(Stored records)
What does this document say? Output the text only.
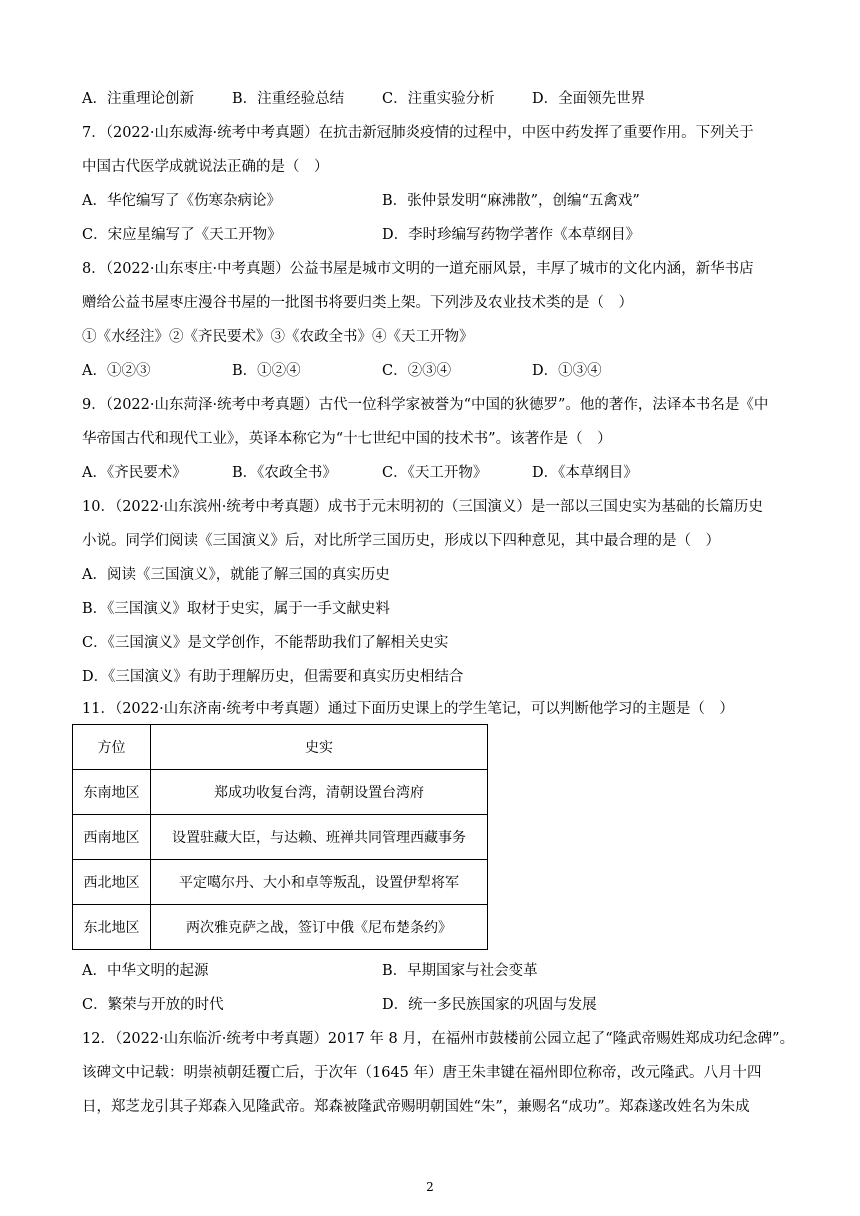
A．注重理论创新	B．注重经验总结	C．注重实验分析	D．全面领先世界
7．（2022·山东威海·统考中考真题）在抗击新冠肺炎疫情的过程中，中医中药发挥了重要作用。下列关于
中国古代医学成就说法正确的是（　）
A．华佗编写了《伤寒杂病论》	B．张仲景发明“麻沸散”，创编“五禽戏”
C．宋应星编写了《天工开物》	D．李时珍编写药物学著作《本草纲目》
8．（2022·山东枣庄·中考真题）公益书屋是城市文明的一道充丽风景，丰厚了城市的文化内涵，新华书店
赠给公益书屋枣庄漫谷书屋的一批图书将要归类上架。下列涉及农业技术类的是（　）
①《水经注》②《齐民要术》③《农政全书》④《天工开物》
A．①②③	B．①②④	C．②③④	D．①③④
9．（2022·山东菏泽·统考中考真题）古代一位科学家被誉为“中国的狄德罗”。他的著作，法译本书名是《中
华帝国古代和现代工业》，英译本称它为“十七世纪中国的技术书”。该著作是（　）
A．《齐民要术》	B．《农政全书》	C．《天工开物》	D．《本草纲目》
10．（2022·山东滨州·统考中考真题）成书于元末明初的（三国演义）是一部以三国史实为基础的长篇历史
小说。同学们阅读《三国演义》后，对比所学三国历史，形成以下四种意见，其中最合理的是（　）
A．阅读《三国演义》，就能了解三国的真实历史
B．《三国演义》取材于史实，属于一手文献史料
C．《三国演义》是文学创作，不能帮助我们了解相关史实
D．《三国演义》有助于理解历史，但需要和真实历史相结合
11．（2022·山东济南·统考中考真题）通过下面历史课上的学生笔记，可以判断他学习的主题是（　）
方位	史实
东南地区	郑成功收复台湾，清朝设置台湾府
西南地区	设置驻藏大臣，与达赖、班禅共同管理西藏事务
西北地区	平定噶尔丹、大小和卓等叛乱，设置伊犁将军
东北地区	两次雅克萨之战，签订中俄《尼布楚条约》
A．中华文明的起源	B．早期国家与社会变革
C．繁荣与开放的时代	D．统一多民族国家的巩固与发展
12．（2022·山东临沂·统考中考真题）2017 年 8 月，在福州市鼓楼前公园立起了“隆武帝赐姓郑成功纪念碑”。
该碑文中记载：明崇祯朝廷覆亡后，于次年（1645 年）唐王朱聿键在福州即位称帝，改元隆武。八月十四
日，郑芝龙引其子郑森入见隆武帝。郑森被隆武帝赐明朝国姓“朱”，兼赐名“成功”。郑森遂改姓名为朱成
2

→ **Work to be completed**:
Print each of the records above exactly as written, leaving no picture in the copy.

→ **Task answer**:
What does this document say? Output the text only.
A．注重理论创新	B．注重经验总结	C．注重实验分析	D．全面领先世界
7．（2022·山东威海·统考中考真题）在抗击新冠肺炎疫情的过程中，中医中药发挥了重要作用。下列关于
中国古代医学成就说法正确的是（　）
A．华佗编写了《伤寒杂病论》	B．张仲景发明“麻沸散”，创编“五禽戏”
C．宋应星编写了《天工开物》	D．李时珍编写药物学著作《本草纲目》
8．（2022·山东枣庄·中考真题）公益书屋是城市文明的一道充丽风景，丰厚了城市的文化内涵，新华书店
赠给公益书屋枣庄漫谷书屋的一批图书将要归类上架。下列涉及农业技术类的是（　）
①《水经注》②《齐民要术》③《农政全书》④《天工开物》
A．①②③	B．①②④	C．②③④	D．①③④
9．（2022·山东菏泽·统考中考真题）古代一位科学家被誉为“中国的狄德罗”。他的著作，法译本书名是《中
华帝国古代和现代工业》，英译本称它为“十七世纪中国的技术书”。该著作是（　）
A．《齐民要术》	B．《农政全书》	C．《天工开物》	D．《本草纲目》
10．（2022·山东滨州·统考中考真题）成书于元末明初的（三国演义）是一部以三国史实为基础的长篇历史
小说。同学们阅读《三国演义》后，对比所学三国历史，形成以下四种意见，其中最合理的是（　）
A．阅读《三国演义》，就能了解三国的真实历史
B．《三国演义》取材于史实，属于一手文献史料
C．《三国演义》是文学创作，不能帮助我们了解相关史实
D．《三国演义》有助于理解历史，但需要和真实历史相结合
11．（2022·山东济南·统考中考真题）通过下面历史课上的学生笔记，可以判断他学习的主题是（　）
方位	史实
东南地区	郑成功收复台湾，清朝设置台湾府
西南地区	设置驻藏大臣，与达赖、班禅共同管理西藏事务
西北地区	平定噶尔丹、大小和卓等叛乱，设置伊犁将军
东北地区	两次雅克萨之战，签订中俄《尼布楚条约》
A．中华文明的起源	B．早期国家与社会变革
C．繁荣与开放的时代	D．统一多民族国家的巩固与发展
12．（2022·山东临沂·统考中考真题）2017 年 8 月，在福州市鼓楼前公园立起了“隆武帝赐姓郑成功纪念碑”。
该碑文中记载：明崇祯朝廷覆亡后，于次年（1645 年）唐王朱聿键在福州即位称帝，改元隆武。八月十四
日，郑芝龙引其子郑森入见隆武帝。郑森被隆武帝赐明朝国姓“朱”，兼赐名“成功”。郑森遂改姓名为朱成
2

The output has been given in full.